> Exercise prompt:
Scan the data beneath this task and copy each line that includes "Details".

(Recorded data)

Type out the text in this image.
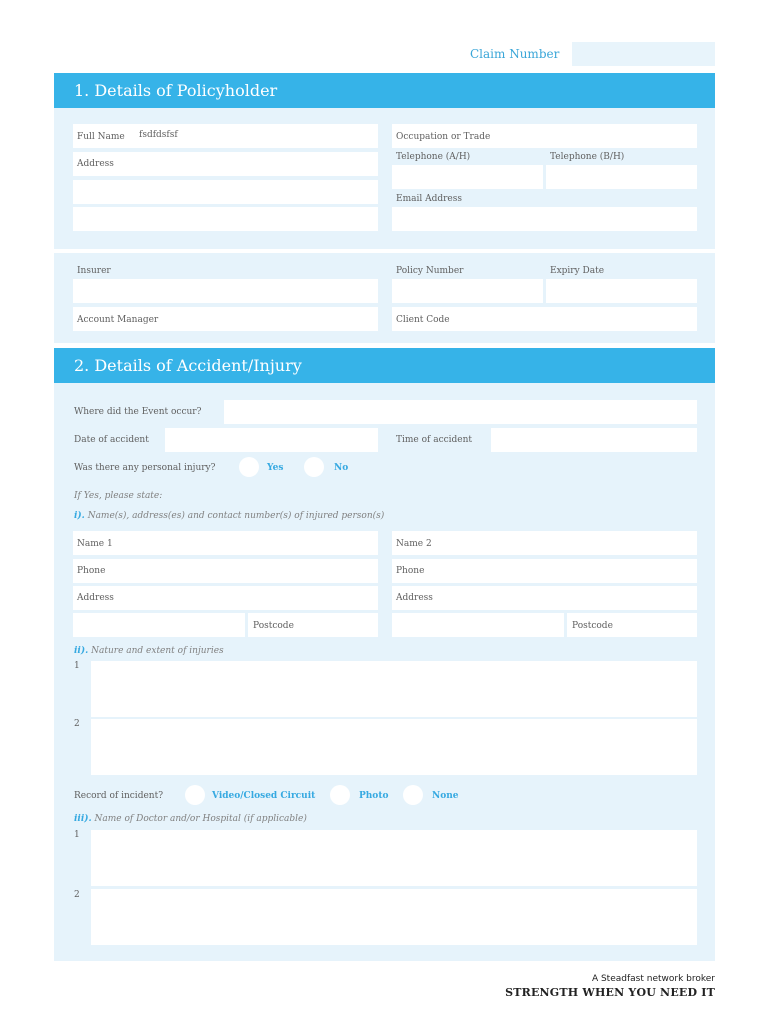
Claim Number
1. Details of Policyholder
Full Name fsdfdsfsf
Address
Occupation or Trade
Telephone (A/H)	Telephone (B/H)
Email Address
Insurer	Policy Number	Expiry Date
Account Manager	Client Code
2. Details of Accident/Injury
Where did the Event occur?
Date of accident	Time of accident
Was there any personal injury?	Yes	No
If Yes, please state:
i). Name(s), address(es) and contact number(s) of injured person(s)
Name 1	Name 2
Phone	Phone
Address	Address
Postcode	Postcode
ii). Nature and extent of injuries
1
2
Record of incident?	Video/Closed Circuit	Photo	None
iii). Name of Doctor and/or Hospital (if applicable)
1
2
A Steadfast network broker
STRENGTH WHEN YOU NEED IT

> Output of the task:
1. Details of Policyholder
2. Details of Accident/Injury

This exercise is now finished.